*Directions*. Return all of the lines below exactly as they are.

*Extracted material*.

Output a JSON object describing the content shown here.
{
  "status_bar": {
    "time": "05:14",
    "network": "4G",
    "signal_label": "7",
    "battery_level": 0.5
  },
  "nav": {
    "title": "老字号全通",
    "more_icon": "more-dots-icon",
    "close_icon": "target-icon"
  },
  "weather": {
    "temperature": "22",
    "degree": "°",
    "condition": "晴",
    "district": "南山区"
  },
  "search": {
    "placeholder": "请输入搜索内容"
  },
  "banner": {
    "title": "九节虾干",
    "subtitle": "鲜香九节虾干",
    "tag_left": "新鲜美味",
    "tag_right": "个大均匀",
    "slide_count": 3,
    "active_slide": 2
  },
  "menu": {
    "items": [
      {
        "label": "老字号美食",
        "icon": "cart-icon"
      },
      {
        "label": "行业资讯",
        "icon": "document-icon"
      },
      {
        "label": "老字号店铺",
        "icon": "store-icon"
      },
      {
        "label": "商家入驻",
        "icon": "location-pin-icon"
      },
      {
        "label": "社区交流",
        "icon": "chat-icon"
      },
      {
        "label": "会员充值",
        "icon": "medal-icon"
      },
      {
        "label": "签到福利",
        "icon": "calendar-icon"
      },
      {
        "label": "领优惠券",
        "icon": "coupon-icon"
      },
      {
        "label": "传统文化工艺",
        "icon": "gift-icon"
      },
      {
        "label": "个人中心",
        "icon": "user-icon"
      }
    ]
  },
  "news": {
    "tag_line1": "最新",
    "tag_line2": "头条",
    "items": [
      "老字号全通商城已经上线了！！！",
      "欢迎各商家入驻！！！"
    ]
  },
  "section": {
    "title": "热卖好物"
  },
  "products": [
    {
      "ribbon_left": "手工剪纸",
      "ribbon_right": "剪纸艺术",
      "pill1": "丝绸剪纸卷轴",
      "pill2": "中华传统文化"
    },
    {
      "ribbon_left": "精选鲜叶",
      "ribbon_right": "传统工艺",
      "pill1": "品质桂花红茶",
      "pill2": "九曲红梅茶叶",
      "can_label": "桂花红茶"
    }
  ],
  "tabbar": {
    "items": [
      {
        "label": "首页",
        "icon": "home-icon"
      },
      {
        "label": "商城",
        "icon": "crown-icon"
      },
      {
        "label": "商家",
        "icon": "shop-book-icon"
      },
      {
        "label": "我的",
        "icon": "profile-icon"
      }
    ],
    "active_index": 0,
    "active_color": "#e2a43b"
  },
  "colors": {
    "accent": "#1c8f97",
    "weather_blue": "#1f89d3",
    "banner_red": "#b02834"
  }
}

*Solution for this exercise*.
Output a JSON object describing the content shown here.
{
  "status_bar": {
    "time": "05:14",
    "network": "4G",
    "signal_label": "7",
    "battery_level": 0.5
  },
  "nav": {
    "title": "老字号全通",
    "more_icon": "more-dots-icon",
    "close_icon": "target-icon"
  },
  "weather": {
    "temperature": "22",
    "degree": "°",
    "condition": "晴",
    "district": "南山区"
  },
  "search": {
    "placeholder": "请输入搜索内容"
  },
  "banner": {
    "title": "九节虾干",
    "subtitle": "鲜香九节虾干",
    "tag_left": "新鲜美味",
    "tag_right": "个大均匀",
    "slide_count": 3,
    "active_slide": 2
  },
  "menu": {
    "items": [
      {
        "label": "老字号美食",
        "icon": "cart-icon"
      },
      {
        "label": "行业资讯",
        "icon": "document-icon"
      },
      {
        "label": "老字号店铺",
        "icon": "store-icon"
      },
      {
        "label": "商家入驻",
        "icon": "location-pin-icon"
      },
      {
        "label": "社区交流",
        "icon": "chat-icon"
      },
      {
        "label": "会员充值",
        "icon": "medal-icon"
      },
      {
        "label": "签到福利",
        "icon": "calendar-icon"
      },
      {
        "label": "领优惠券",
        "icon": "coupon-icon"
      },
      {
        "label": "传统文化工艺",
        "icon": "gift-icon"
      },
      {
        "label": "个人中心",
        "icon": "user-icon"
      }
    ]
  },
  "news": {
    "tag_line1": "最新",
    "tag_line2": "头条",
    "items": [
      "老字号全通商城已经上线了！！！",
      "欢迎各商家入驻！！！"
    ]
  },
  "section": {
    "title": "热卖好物"
  },
  "products": [
    {
      "ribbon_left": "手工剪纸",
      "ribbon_right": "剪纸艺术",
      "pill1": "丝绸剪纸卷轴",
      "pill2": "中华传统文化"
    },
    {
      "ribbon_left": "精选鲜叶",
      "ribbon_right": "传统工艺",
      "pill1": "品质桂花红茶",
      "pill2": "九曲红梅茶叶",
      "can_label": "桂花红茶"
    }
  ],
  "tabbar": {
    "items": [
      {
        "label": "首页",
        "icon": "home-icon"
      },
      {
        "label": "商城",
        "icon": "crown-icon"
      },
      {
        "label": "商家",
        "icon": "shop-book-icon"
      },
      {
        "label": "我的",
        "icon": "profile-icon"
      }
    ],
    "active_index": 0,
    "active_color": "#e2a43b"
  },
  "colors": {
    "accent": "#1c8f97",
    "weather_blue": "#1f89d3",
    "banner_red": "#b02834"
  }
}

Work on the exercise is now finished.